### Source data
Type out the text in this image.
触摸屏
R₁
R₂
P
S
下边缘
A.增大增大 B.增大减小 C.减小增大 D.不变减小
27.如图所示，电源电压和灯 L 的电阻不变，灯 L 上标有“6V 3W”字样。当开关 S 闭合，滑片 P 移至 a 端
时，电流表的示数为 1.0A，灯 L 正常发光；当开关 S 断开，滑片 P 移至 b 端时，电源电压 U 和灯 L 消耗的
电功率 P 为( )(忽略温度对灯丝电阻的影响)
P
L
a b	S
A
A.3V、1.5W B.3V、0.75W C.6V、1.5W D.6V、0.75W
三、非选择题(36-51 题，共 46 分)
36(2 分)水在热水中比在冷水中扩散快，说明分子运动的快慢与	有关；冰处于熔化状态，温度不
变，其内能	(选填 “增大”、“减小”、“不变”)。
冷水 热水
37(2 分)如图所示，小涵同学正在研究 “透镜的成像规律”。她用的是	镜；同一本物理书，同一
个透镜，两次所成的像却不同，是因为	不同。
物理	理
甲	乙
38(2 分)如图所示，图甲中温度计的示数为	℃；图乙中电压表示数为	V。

### Task goal
Without omitting anything, output the entries exactly.

### Result of this task
Type out the text in this image.
触摸屏
R₁
R₂
P
S
下边缘
A.增大增大 B.增大减小 C.减小增大 D.不变减小
27.如图所示，电源电压和灯 L 的电阻不变，灯 L 上标有“6V 3W”字样。当开关 S 闭合，滑片 P 移至 a 端
时，电流表的示数为 1.0A，灯 L 正常发光；当开关 S 断开，滑片 P 移至 b 端时，电源电压 U 和灯 L 消耗的
电功率 P 为( )(忽略温度对灯丝电阻的影响)
P
L
a b	S
A
A.3V、1.5W B.3V、0.75W C.6V、1.5W D.6V、0.75W
三、非选择题(36-51 题，共 46 分)
36(2 分)水在热水中比在冷水中扩散快，说明分子运动的快慢与	有关；冰处于熔化状态，温度不
变，其内能	(选填 “增大”、“减小”、“不变”)。
冷水 热水
37(2 分)如图所示，小涵同学正在研究 “透镜的成像规律”。她用的是	镜；同一本物理书，同一
个透镜，两次所成的像却不同，是因为	不同。
物理	理
甲	乙
38(2 分)如图所示，图甲中温度计的示数为	℃；图乙中电压表示数为	V。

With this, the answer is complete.